>>>

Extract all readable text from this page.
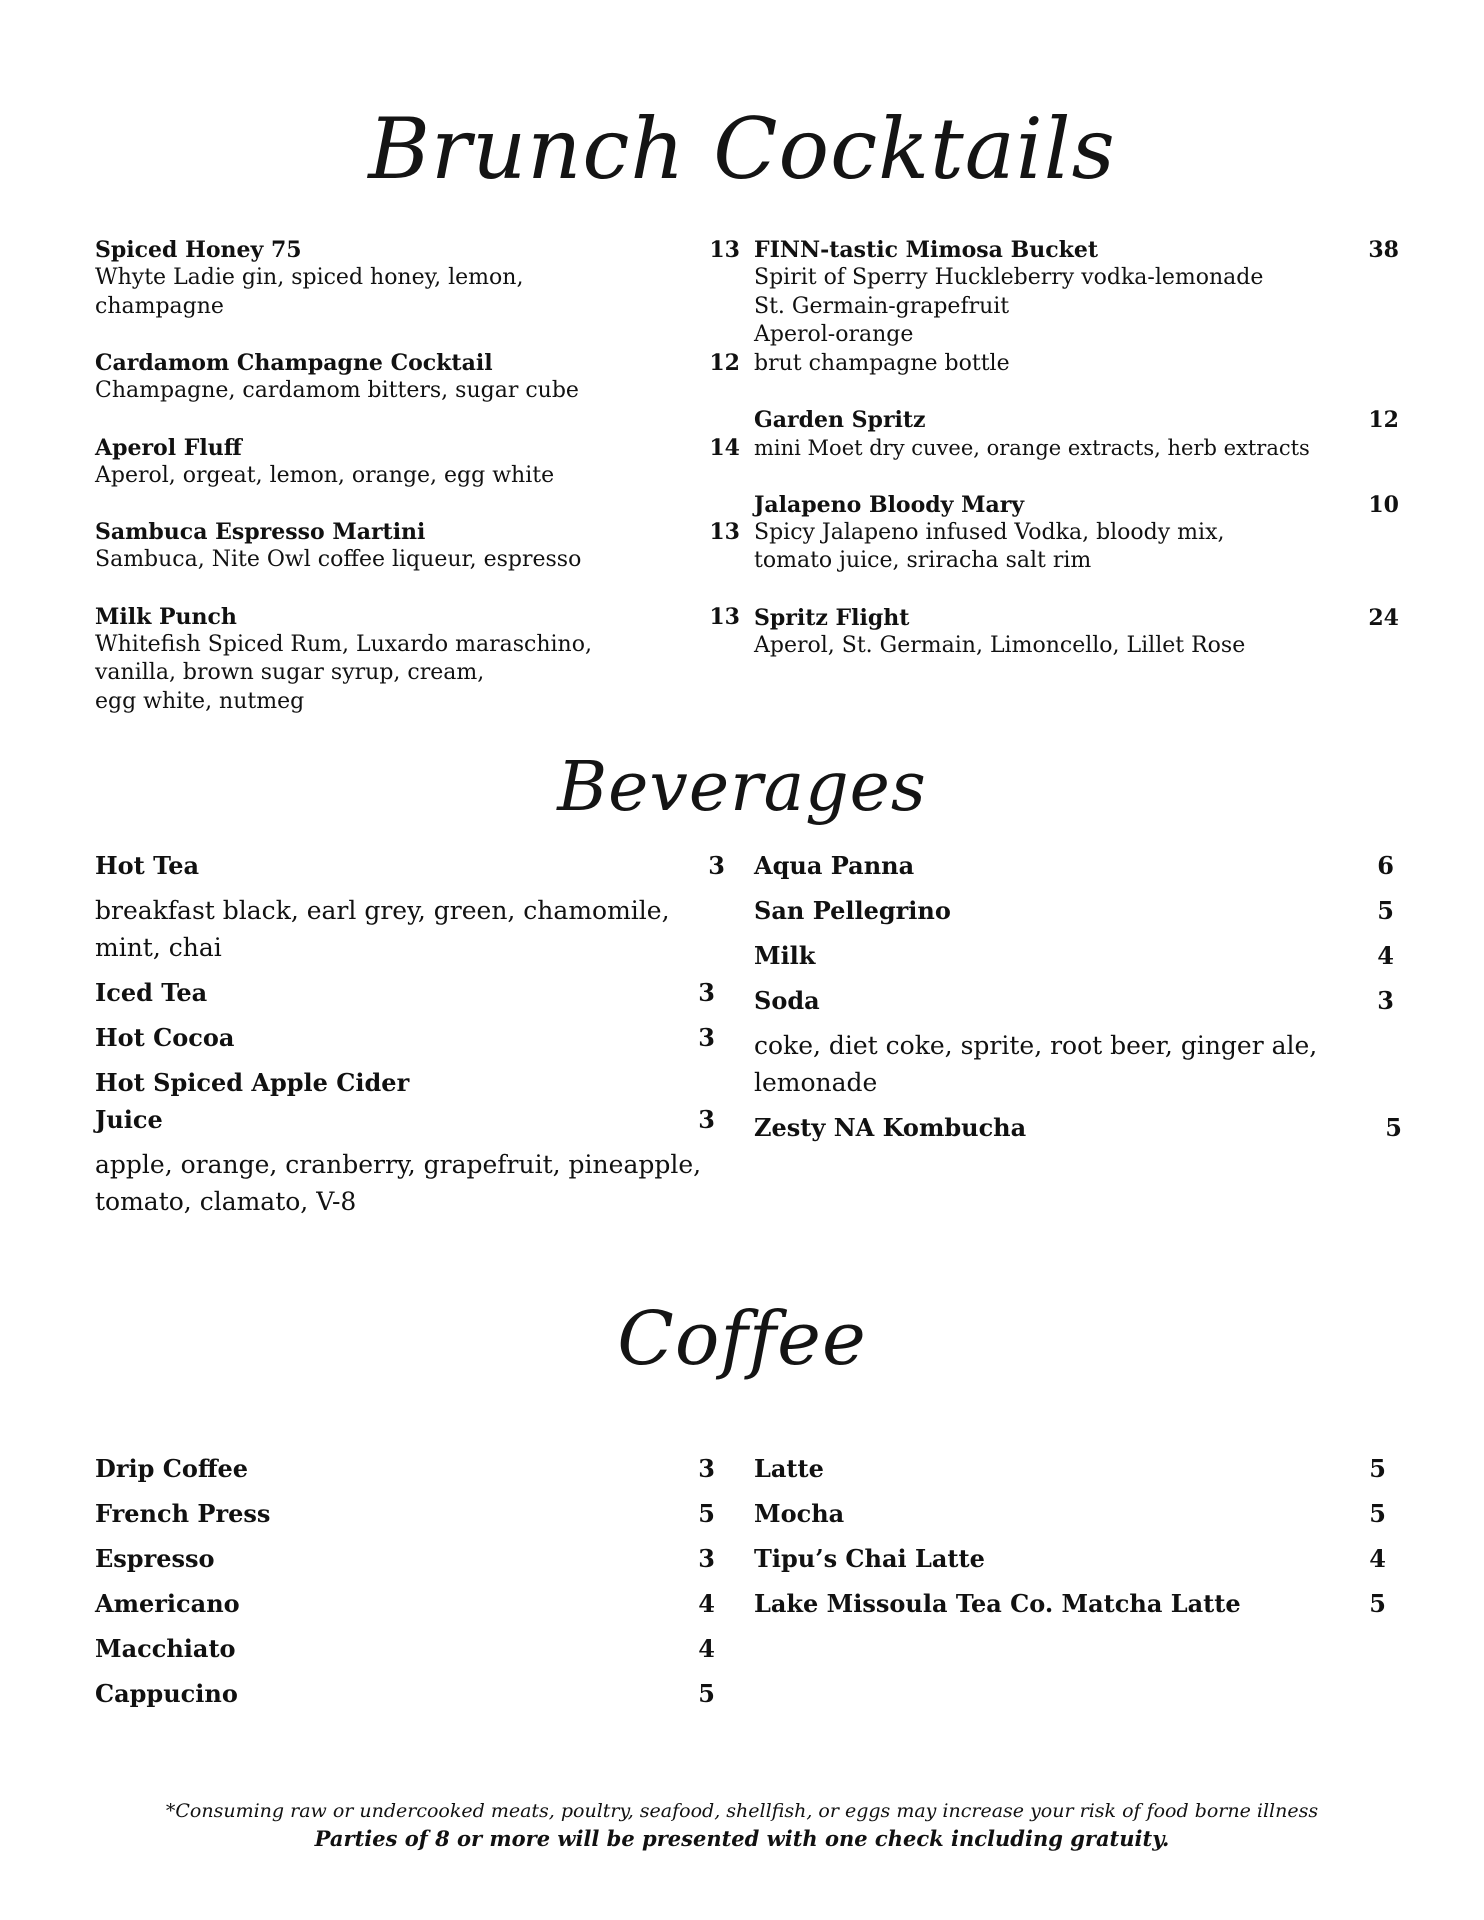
Brunch Cocktails
Spiced Honey 75	13
Whyte Ladie gin, spiced honey, lemon,
champagne
Cardamom Champagne Cocktail	12
Champagne, cardamom bitters, sugar cube
Aperol Fluff	14
Aperol, orgeat, lemon, orange, egg white
Sambuca Espresso Martini	13
Sambuca, Nite Owl coffee liqueur, espresso
Milk Punch	13
Whitefish Spiced Rum, Luxardo maraschino,
vanilla, brown sugar syrup, cream,
egg white, nutmeg
FINN-tastic Mimosa Bucket	38
Spirit of Sperry Huckleberry vodka-lemonade
St. Germain-grapefruit
Aperol-orange
brut champagne bottle
Garden Spritz	12
mini Moet dry cuvee, orange extracts, herb extracts
Jalapeno Bloody Mary	10
Spicy Jalapeno infused Vodka, bloody mix,
tomato juice, sriracha salt rim
Spritz Flight	24
Aperol, St. Germain, Limoncello, Lillet Rose
Beverages
Hot Tea	3
breakfast black, earl grey, green, chamomile, mint, chai
Iced Tea	3
Hot Cocoa	3
Hot Spiced Apple Cider
Juice	3
apple, orange, cranberry, grapefruit, pineapple, tomato, clamato, V-8
Aqua Panna	6
San Pellegrino	5
Milk	4
Soda	3
coke, diet coke, sprite, root beer, ginger ale, lemonade
Zesty NA Kombucha	5
Coffee
Drip Coffee	3
French Press	5
Espresso	3
Americano	4
Macchiato	4
Cappucino	5
Latte	5
Mocha	5
Tipu’s Chai Latte	4
Lake Missoula Tea Co. Matcha Latte	5
*Consuming raw or undercooked meats, poultry, seafood, shellfish, or eggs may increase your risk of food borne illness
Parties of 8 or more will be presented with one check including gratuity.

<<<

Task
Only lines with the word "lemonade" are wanted, so copy each one from the records.

Result of the task
Spirit of Sperry Huckleberry vodka-lemonade
coke, diet coke, sprite, root beer, ginger ale, lemonade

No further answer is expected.